## begin Extracted records

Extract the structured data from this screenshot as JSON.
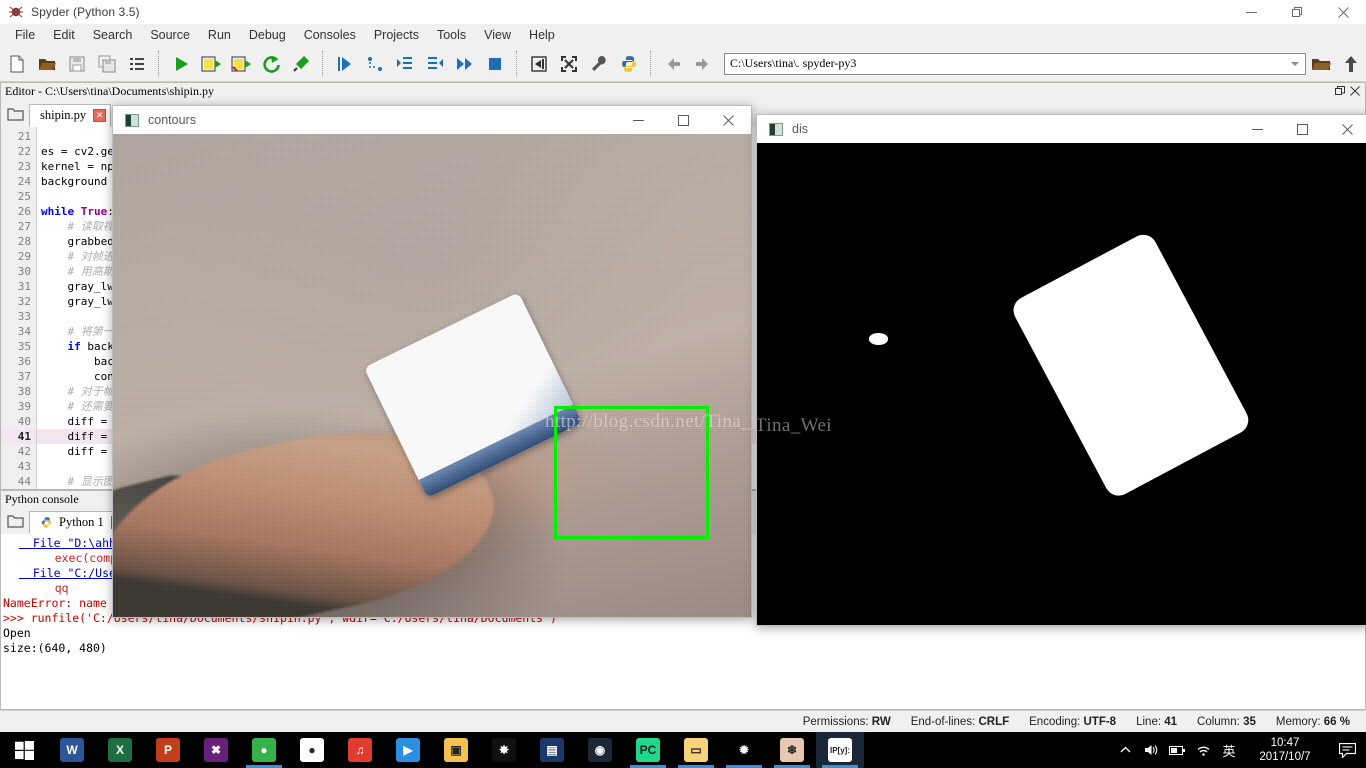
{
  "window": {
    "title": "Spyder (Python 3.5)",
    "app_icon": "spyder-icon",
    "controls": {
      "minimize": "—",
      "maximize": "❐",
      "close": "✕"
    }
  },
  "menubar": {
    "items": [
      "File",
      "Edit",
      "Search",
      "Source",
      "Run",
      "Debug",
      "Consoles",
      "Projects",
      "Tools",
      "View",
      "Help"
    ]
  },
  "toolbar": {
    "groups": [
      [
        "new-file-icon",
        "open-file-icon",
        "save-file-icon",
        "save-all-icon",
        "list-icon"
      ],
      [
        "run-file-icon",
        "run-cell-icon",
        "run-cell-advance-icon",
        "re-run-icon",
        "configure-run-icon"
      ],
      [
        "debug-file-icon",
        "step-over-icon",
        "step-into-icon",
        "step-return-icon",
        "continue-icon",
        "stop-debug-icon"
      ],
      [
        "maximize-pane-icon",
        "fullscreen-icon",
        "preferences-icon",
        "pythonpath-icon"
      ]
    ],
    "nav_back": "back-arrow-icon",
    "nav_forward": "forward-arrow-icon",
    "path_value": "C:\\Users\\tina\\. spyder-py3",
    "browse_dir_icon": "folder-icon",
    "parent_dir_icon": "up-arrow-icon"
  },
  "editor": {
    "pane_title": "Editor - C:\\Users\\tina\\Documents\\shipin.py",
    "header_buttons": [
      "undock-icon",
      "close-pane-icon"
    ],
    "browse_tabs_icon": "browse-tabs-icon",
    "tabs": [
      {
        "label": "shipin.py",
        "close": "✕",
        "active": true
      }
    ],
    "current_line": 41,
    "lines": [
      {
        "n": 21,
        "segments": []
      },
      {
        "n": 22,
        "segments": [
          {
            "t": "es = cv2.ge",
            "c": ""
          }
        ]
      },
      {
        "n": 23,
        "segments": [
          {
            "t": "kernel = np",
            "c": ""
          }
        ]
      },
      {
        "n": 24,
        "segments": [
          {
            "t": "background",
            "c": ""
          }
        ]
      },
      {
        "n": 25,
        "segments": []
      },
      {
        "n": 26,
        "segments": [
          {
            "t": "while ",
            "c": "kw"
          },
          {
            "t": "True",
            "c": "bi"
          },
          {
            "t": ":",
            "c": ""
          }
        ]
      },
      {
        "n": 27,
        "segments": [
          {
            "t": "    # 读取视",
            "c": "cmt"
          }
        ]
      },
      {
        "n": 28,
        "segments": [
          {
            "t": "    grabbed",
            "c": ""
          }
        ]
      },
      {
        "n": 29,
        "segments": [
          {
            "t": "    # 对帧进",
            "c": "cmt"
          }
        ]
      },
      {
        "n": 30,
        "segments": [
          {
            "t": "    # 用高斯",
            "c": "cmt"
          }
        ]
      },
      {
        "n": 31,
        "segments": [
          {
            "t": "    gray_lw",
            "c": ""
          }
        ]
      },
      {
        "n": 32,
        "segments": [
          {
            "t": "    gray_lw",
            "c": ""
          }
        ]
      },
      {
        "n": 33,
        "segments": []
      },
      {
        "n": 34,
        "segments": [
          {
            "t": "    # 将第一",
            "c": "cmt"
          }
        ]
      },
      {
        "n": 35,
        "segments": [
          {
            "t": "    ",
            "c": ""
          },
          {
            "t": "if",
            "c": "kw"
          },
          {
            "t": " back",
            "c": ""
          }
        ]
      },
      {
        "n": 36,
        "segments": [
          {
            "t": "        bac",
            "c": ""
          }
        ]
      },
      {
        "n": 37,
        "segments": [
          {
            "t": "        con",
            "c": ""
          }
        ]
      },
      {
        "n": 38,
        "segments": [
          {
            "t": "    # 对于帧",
            "c": "cmt"
          }
        ]
      },
      {
        "n": 39,
        "segments": [
          {
            "t": "    # 还需要",
            "c": "cmt"
          }
        ]
      },
      {
        "n": 40,
        "segments": [
          {
            "t": "    diff = ",
            "c": ""
          }
        ]
      },
      {
        "n": 41,
        "segments": [
          {
            "t": "    diff = ",
            "c": ""
          }
        ]
      },
      {
        "n": 42,
        "segments": [
          {
            "t": "    diff = ",
            "c": ""
          }
        ]
      },
      {
        "n": 43,
        "segments": []
      },
      {
        "n": 44,
        "segments": [
          {
            "t": "    # 显示图",
            "c": "cmt"
          }
        ]
      }
    ]
  },
  "console": {
    "pane_title": "Python console",
    "browse_tabs_icon": "browse-tabs-icon",
    "tabs": [
      {
        "label": "Python 1",
        "icon": "python-icon",
        "close": "✕",
        "active": true
      }
    ],
    "lines": [
      {
        "text": "  File \"D:\\ahhhh",
        "style": "file"
      },
      {
        "text": "    exec(compile",
        "style": "code"
      },
      {
        "text": "  File \"C:/Users",
        "style": "file"
      },
      {
        "text": "    qq",
        "style": "code"
      },
      {
        "text": "NameError: name 'qq' is not defined",
        "style": "err"
      },
      {
        "text": ">>> runfile('C:/Users/tina/Documents/shipin.py', wdir='C:/Users/tina/Documents')",
        "style": "prompt"
      },
      {
        "text": "Open",
        "style": "plain"
      },
      {
        "text": "size:(640, 480)",
        "style": "plain"
      }
    ]
  },
  "statusbar": {
    "items": [
      {
        "label": "Permissions:",
        "value": "RW"
      },
      {
        "label": "End-of-lines:",
        "value": "CRLF"
      },
      {
        "label": "Encoding:",
        "value": "UTF-8"
      },
      {
        "label": "Line:",
        "value": "41"
      },
      {
        "label": "Column:",
        "value": "35"
      },
      {
        "label": "Memory:",
        "value": "66 %"
      }
    ]
  },
  "cv_windows": [
    {
      "id": "contours",
      "title": "contours",
      "icon": "opencv-window-icon",
      "buttons": {
        "minimize": "—",
        "maximize": "☐",
        "close": "✕"
      },
      "watermark": "http://blog.csdn.net/Tina_Wei"
    },
    {
      "id": "dis",
      "title": "dis",
      "icon": "opencv-window-icon",
      "buttons": {
        "minimize": "—",
        "maximize": "☐",
        "close": "✕"
      },
      "watermark": "Tina_Wei"
    }
  ],
  "taskbar": {
    "start_icon": "windows-start-icon",
    "apps": [
      {
        "name": "word-icon",
        "label": "W",
        "bg": "#2b579a",
        "running": false
      },
      {
        "name": "excel-icon",
        "label": "X",
        "bg": "#1d6f42",
        "running": false
      },
      {
        "name": "powerpoint-icon",
        "label": "P",
        "bg": "#c43e1c",
        "running": false
      },
      {
        "name": "visual-studio-icon",
        "label": "✖",
        "bg": "#68217a",
        "running": false
      },
      {
        "name": "sogou-browser-icon",
        "label": "●",
        "bg": "#35b34a",
        "running": true
      },
      {
        "name": "qq-icon",
        "label": "●",
        "bg": "#ffffff",
        "running": false
      },
      {
        "name": "netease-music-icon",
        "label": "♫",
        "bg": "#e13b30",
        "running": false
      },
      {
        "name": "thunder-icon",
        "label": "▶",
        "bg": "#2b8ee0",
        "running": false
      },
      {
        "name": "vmware-icon",
        "label": "▣",
        "bg": "#f2c14e",
        "running": false
      },
      {
        "name": "anaconda-icon",
        "label": "✸",
        "bg": "#111111",
        "running": false
      },
      {
        "name": "jetbrains-icon",
        "label": "▤",
        "bg": "#1b3a6b",
        "running": false
      },
      {
        "name": "steam-icon",
        "label": "◉",
        "bg": "#1b2838",
        "running": false
      },
      {
        "name": "pycharm-icon",
        "label": "PC",
        "bg": "#21d789",
        "running": true
      },
      {
        "name": "file-explorer-icon",
        "label": "▭",
        "bg": "#f6d37a",
        "running": true
      },
      {
        "name": "spider-app-icon",
        "label": "✹",
        "bg": "#000000",
        "running": true
      },
      {
        "name": "image-viewer-icon",
        "label": "❄",
        "bg": "#e8c7b0",
        "running": true
      },
      {
        "name": "ipython-spyder-icon",
        "label": "IP[y]:",
        "bg": "#ffffff",
        "running": true,
        "active": true
      }
    ],
    "tray": {
      "chevron": "show-hidden-icons",
      "volume": "volume-icon",
      "battery": "battery-icon",
      "network": "wifi-icon",
      "ime": "英",
      "time": "10:47",
      "date": "2017/10/7",
      "action_center": "action-center-icon"
    }
  },
  "colors": {
    "accent_green": "#00f000",
    "taskbar_bg": "#000000",
    "pane_border": "#b8b8b8",
    "current_line": "#f3e6f0"
  }
}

## end Extracted records

# What the task requires:
Each line above that holds the string "arrow" should be copied and shown.

# Expected answer:
    "nav_back": "back-arrow-icon",
    "nav_forward": "forward-arrow-icon",
    "parent_dir_icon": "up-arrow-icon"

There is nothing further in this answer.